J’allais finir ce gribouillis hier, mon adoré bien-aimé, lorsqu’on est venu me déranger. Aujourd’hui je ne cours pas ce risque car ces dames sont sorties et il est probable que tu seras archi pris par les visiteurs jusqu’à ce soir. J’ai donc tout le temps de promener mes pattes de mouche sur le papier d’ici là. Aussi je vais mettre du noir sur du blanc en t’attendant car j’ai besoin d’épancher le trop plein de mon cœur et de rattrapera tout le temps perdu en baguenauderies de toutes sortes depuis deux jours.
Pauvre bien-aimé, il pleut à verseb. Si je pensais que Suzanne te trouve chez toi je t’enverrais un parapluie mais je crains que tu ne croies que c’est une manière de te surveiller. Je suis fort embarrassée. Cependant il serait stupide de te faire mouiller jusqu’aux os. Décidément j’y envoie Suzanne. Tant pire [1] pour vous si vous vous méprenez sur ma sollicitude. D’ailleurs, je ne suis pas fâchée chemin faisant de savoir ce que vous faites et avec qui vous faites. Taisez-vous, cher scélérat, et aimez-moi tout ce que vous pourrez m’aimer ce ne sera jamais trop ce ne sera même jamais assez pour tout l’amour que j’ai pour vous. Ceci est la plus grande vérité qui ait jamais existé.

Juliette

BnF, Mss, NAF 16370, f. 47 (verso)-48
Transcription de Bénédicte Duthion assistée de Florence Naugrette

a) « rattrapper ».
b) « averse ».


Bruxelles, 31 janvier 1852, samedi après-midi, 3 h. ½

Cher bien-aimé, j’aime ce temps pour l’harmonie qu’il a avec la tristesse de mon âme. Je lui en aurais voulu d’être gai et heureux le jour où nous nous séparons Dieu sait pour combien de temps. Ce n’est pas que je ne sois très reconnaissante des trois semaines de parfait bonheur que la providence m’a données, mais j’aurais eu encore bien besoin de trois autres semaines de bonnes nuits et de douces soirées pour me remettre en bonne santé de corps et de cœur. Je ne murmure pas mon Victor, je regrette notre ineffable intimité et je te bénis de toutes les forces de mon âme.
# # # # #
Consigne A
Résumez le texte en deux phrases.
Consigne B
Répondez à ces questions sur le texte :
(i) Qui est envoyé avec le parapluie ?
(ii) Dans quelle ville le passage daté du 31 janvier 1852 a-t-il été écrit ?
(iii) Combien de semaines de parfait bonheur la providence a-t-elle données ?
Consigne C
D’après le texte, ces affirmations sont-elles vraies ? Répondez par oui ou non et citez les mots du texte qui le montrent.
(i) Ces dames sont sorties.
(ii) Il fait beau temps.
(iii) Trois semaines de plus auraient aidé à retrouver la santé.
Répondez en vous servant seulement du texte.
# # # # #
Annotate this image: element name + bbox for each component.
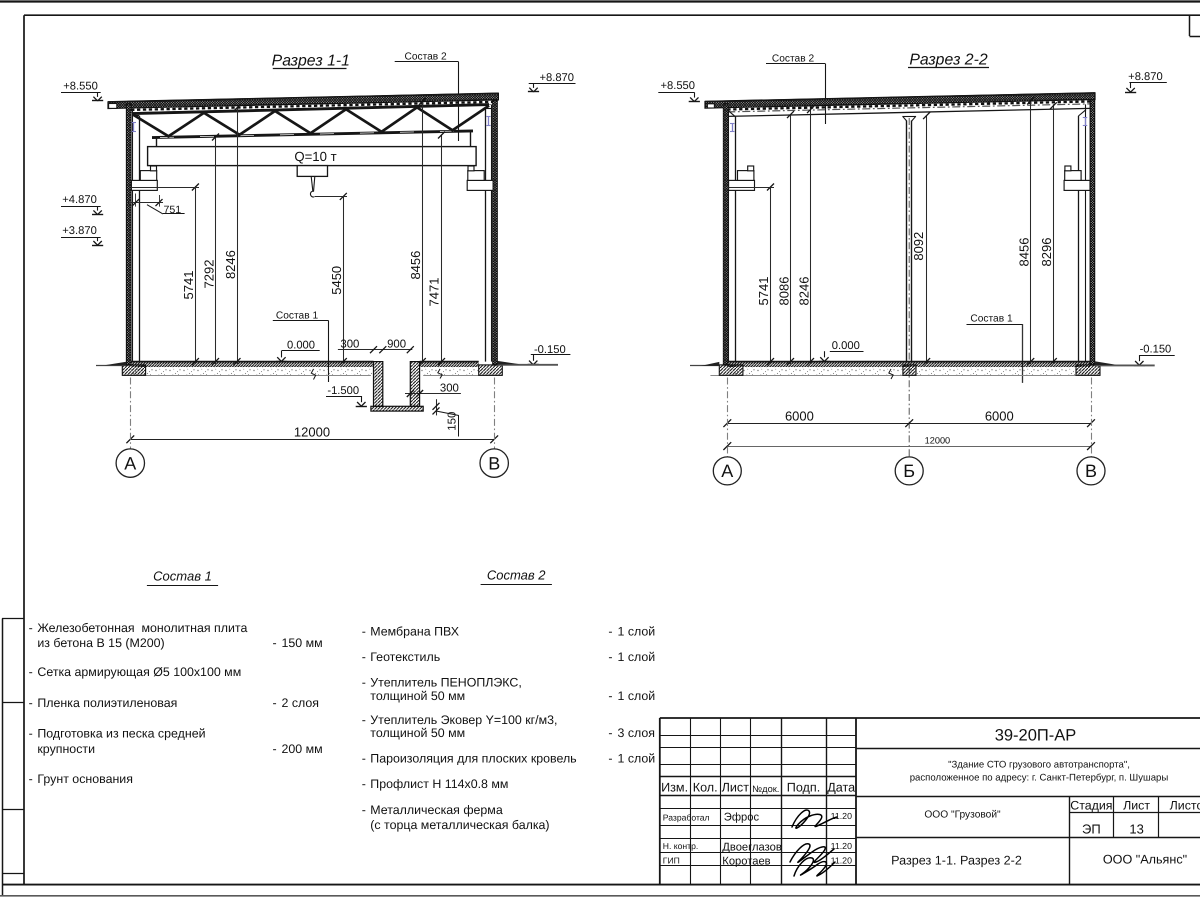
svg-text:7292: 7292 xyxy=(201,260,216,289)
svg-text:Разработал: Разработал xyxy=(663,812,710,822)
svg-text:Сетка армирующая Ø5 100x100 мм: Сетка армирующая Ø5 100x100 мм xyxy=(37,665,241,679)
svg-text:-: - xyxy=(608,650,612,664)
svg-text:200 мм: 200 мм xyxy=(282,742,323,756)
svg-text:+8.550: +8.550 xyxy=(660,80,695,92)
svg-text:-: - xyxy=(362,777,366,791)
svg-text:-1.500: -1.500 xyxy=(327,385,359,397)
svg-text:Утеплитель ПЕНОПЛЭКС,: Утеплитель ПЕНОПЛЭКС, xyxy=(370,675,521,689)
svg-text:Подп.: Подп. xyxy=(787,780,820,794)
svg-text:+8.870: +8.870 xyxy=(539,72,574,84)
svg-text:Геотекстиль: Геотекстиль xyxy=(370,650,440,664)
svg-text:300: 300 xyxy=(440,383,459,395)
svg-text:Утеплитель Эковер Y=100 кг/м3,: Утеплитель Эковер Y=100 кг/м3, xyxy=(370,713,557,727)
svg-text:-: - xyxy=(362,625,366,639)
svg-text:Разрез 1-1. Разрез 2-2: Разрез 1-1. Разрез 2-2 xyxy=(891,854,1022,868)
svg-text:Лист: Лист xyxy=(722,780,750,794)
svg-text:-: - xyxy=(362,675,366,689)
svg-text:+8.870: +8.870 xyxy=(1128,71,1163,83)
svg-text:-: - xyxy=(29,621,33,635)
svg-text:Профлист Н 114х0.8 мм: Профлист Н 114х0.8 мм xyxy=(370,777,508,791)
svg-text:Эфрос: Эфрос xyxy=(724,811,760,823)
svg-text:12000: 12000 xyxy=(925,436,951,446)
svg-text:Двоеглазов: Двоеглазов xyxy=(722,841,782,853)
svg-text:-: - xyxy=(273,742,277,756)
svg-text:ЭП: ЭП xyxy=(1082,822,1101,837)
svg-text:751: 751 xyxy=(164,204,182,216)
svg-text:-: - xyxy=(362,713,366,727)
svg-text:-: - xyxy=(29,665,33,679)
svg-text:-: - xyxy=(362,650,366,664)
svg-text:Разрез 2-2: Разрез 2-2 xyxy=(909,52,987,69)
svg-text:8456: 8456 xyxy=(1016,238,1031,267)
svg-text:150: 150 xyxy=(447,412,459,431)
svg-text:5450: 5450 xyxy=(329,266,344,295)
svg-text:-: - xyxy=(362,751,366,765)
svg-text:300: 300 xyxy=(340,339,359,351)
svg-text:Стадия: Стадия xyxy=(1070,798,1112,812)
svg-text:толщиной 50 мм: толщиной 50 мм xyxy=(370,689,465,703)
svg-text:1 слой: 1 слой xyxy=(618,689,656,703)
svg-text:8086: 8086 xyxy=(777,277,792,306)
svg-text:Б: Б xyxy=(903,461,915,481)
svg-text:расположенное по адресу: г. Са: расположенное по адресу: г. Санкт-Петерб… xyxy=(910,773,1169,784)
svg-text:8296: 8296 xyxy=(1039,238,1054,267)
svg-text:Железобетонная монолитная пли: Железобетонная монолитная плита xyxy=(37,621,247,635)
svg-text:Пароизоляция для плоских крове: Пароизоляция для плоских кровель xyxy=(370,751,576,765)
svg-text:8246: 8246 xyxy=(223,250,238,279)
svg-text:5741: 5741 xyxy=(756,277,771,306)
svg-text:+3.870: +3.870 xyxy=(62,225,97,237)
svg-text:7471: 7471 xyxy=(426,278,441,307)
svg-text:Н. контр.: Н. контр. xyxy=(663,841,698,851)
svg-text:-: - xyxy=(608,689,612,703)
svg-text:150 мм: 150 мм xyxy=(282,636,323,650)
svg-text:(с торца металлическая балка): (с торца металлическая балка) xyxy=(370,818,549,832)
svg-text:11.20: 11.20 xyxy=(831,811,852,821)
svg-text:Состав 2: Состав 2 xyxy=(487,568,546,583)
svg-text:5741: 5741 xyxy=(181,271,196,300)
svg-text:-: - xyxy=(608,751,612,765)
svg-text:Подготовка из песка средней: Подготовка из песка средней xyxy=(37,727,205,741)
svg-text:№док.: №док. xyxy=(752,784,779,794)
svg-text:Лист: Лист xyxy=(1123,798,1150,812)
svg-text:-: - xyxy=(273,696,277,710)
svg-text:-: - xyxy=(608,726,612,740)
svg-text:-: - xyxy=(273,636,277,650)
svg-text:Пленка полиэтиленовая: Пленка полиэтиленовая xyxy=(37,696,177,710)
svg-text:+4.870: +4.870 xyxy=(62,194,97,206)
svg-text:6000: 6000 xyxy=(785,408,814,423)
svg-text:Кол.: Кол. xyxy=(693,780,718,794)
svg-text:900: 900 xyxy=(387,339,406,351)
svg-text:12000: 12000 xyxy=(294,425,330,440)
svg-text:Коротаев: Коротаев xyxy=(722,855,770,867)
svg-text:ГИП: ГИП xyxy=(663,855,680,865)
svg-text:Металлическая ферма: Металлическая ферма xyxy=(370,803,503,817)
svg-text:Разрез 1-1: Разрез 1-1 xyxy=(272,52,350,69)
svg-text:Q=10 т: Q=10 т xyxy=(294,149,336,164)
svg-text:3 слоя: 3 слоя xyxy=(618,726,656,740)
svg-text:А: А xyxy=(124,453,136,473)
svg-text:8246: 8246 xyxy=(797,277,812,306)
svg-text:8456: 8456 xyxy=(408,251,423,280)
svg-text:Мембрана ПВХ: Мембрана ПВХ xyxy=(370,625,459,639)
svg-text:Состав 1: Состав 1 xyxy=(970,314,1013,325)
svg-text:Состав 2: Состав 2 xyxy=(772,53,815,64)
svg-text:ООО "Грузовой": ООО "Грузовой" xyxy=(924,810,1001,821)
svg-text:Дата: Дата xyxy=(827,780,855,794)
svg-text:-0.150: -0.150 xyxy=(1140,344,1172,356)
svg-text:А: А xyxy=(721,461,733,481)
svg-text:из бетона В 15 (М200): из бетона В 15 (М200) xyxy=(37,636,164,650)
svg-text:-: - xyxy=(29,772,33,786)
svg-text:Изм.: Изм. xyxy=(661,780,688,794)
svg-text:0.000: 0.000 xyxy=(832,340,860,352)
svg-text:8092: 8092 xyxy=(911,232,926,261)
svg-text:39-20П-АР: 39-20П-АР xyxy=(995,726,1077,744)
svg-text:Грунт основания: Грунт основания xyxy=(37,772,133,786)
svg-text:крупности: крупности xyxy=(37,742,95,756)
svg-text:6000: 6000 xyxy=(985,408,1014,423)
svg-text:Состав 1: Состав 1 xyxy=(153,569,212,584)
svg-text:-: - xyxy=(29,727,33,741)
svg-text:Состав 1: Состав 1 xyxy=(276,310,319,321)
svg-text:+8.550: +8.550 xyxy=(63,80,98,92)
svg-text:-: - xyxy=(362,803,366,817)
svg-text:1 слой: 1 слой xyxy=(618,751,656,765)
svg-text:1 слой: 1 слой xyxy=(618,650,656,664)
svg-text:толщиной 50 мм: толщиной 50 мм xyxy=(370,726,465,740)
svg-text:ООО "Альянс": ООО "Альянс" xyxy=(1103,852,1187,866)
svg-text:-: - xyxy=(29,696,33,710)
svg-text:Листов: Листов xyxy=(1170,798,1200,812)
svg-text:"Здание СТО грузового автотран: "Здание СТО грузового автотранспорта", xyxy=(948,760,1130,771)
svg-text:В: В xyxy=(1085,461,1097,481)
svg-text:13: 13 xyxy=(1129,822,1143,837)
svg-text:2 слоя: 2 слоя xyxy=(282,696,320,710)
svg-text:В: В xyxy=(488,453,500,473)
svg-text:1 слой: 1 слой xyxy=(618,625,656,639)
svg-text:-: - xyxy=(608,625,612,639)
svg-text:0.000: 0.000 xyxy=(287,340,315,352)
# # # # #
Réponse rédigée A
Profitant de l’absence de ces dames, la personne qui écrit prend le temps de parler de son amour à son bien-aimé et, comme il pleut à verse, décide de lui envoyer Suzanne avec un parapluie. Dans le passage daté de Bruxelles le 31 janvier 1852, jour de leur séparation, elle dit aimer ce temps triste et remercie la providence pour trois semaines de parfait bonheur, tout en regrettant de ne pas en avoir eu trois de plus.

Réponse rédigée B
(i) Suzanne.
(ii) À Bruxelles.
(iii) Trois semaines.

Réponse rédigée C
(i) Oui : « ces dames sont sorties ».
(ii) Non : « il pleut à verse ».
(iii) Oui : « j’aurais eu encore bien besoin de trois autres semaines de bonnes nuits et de douces soirées pour me remettre en bonne santé de corps et de cœur ».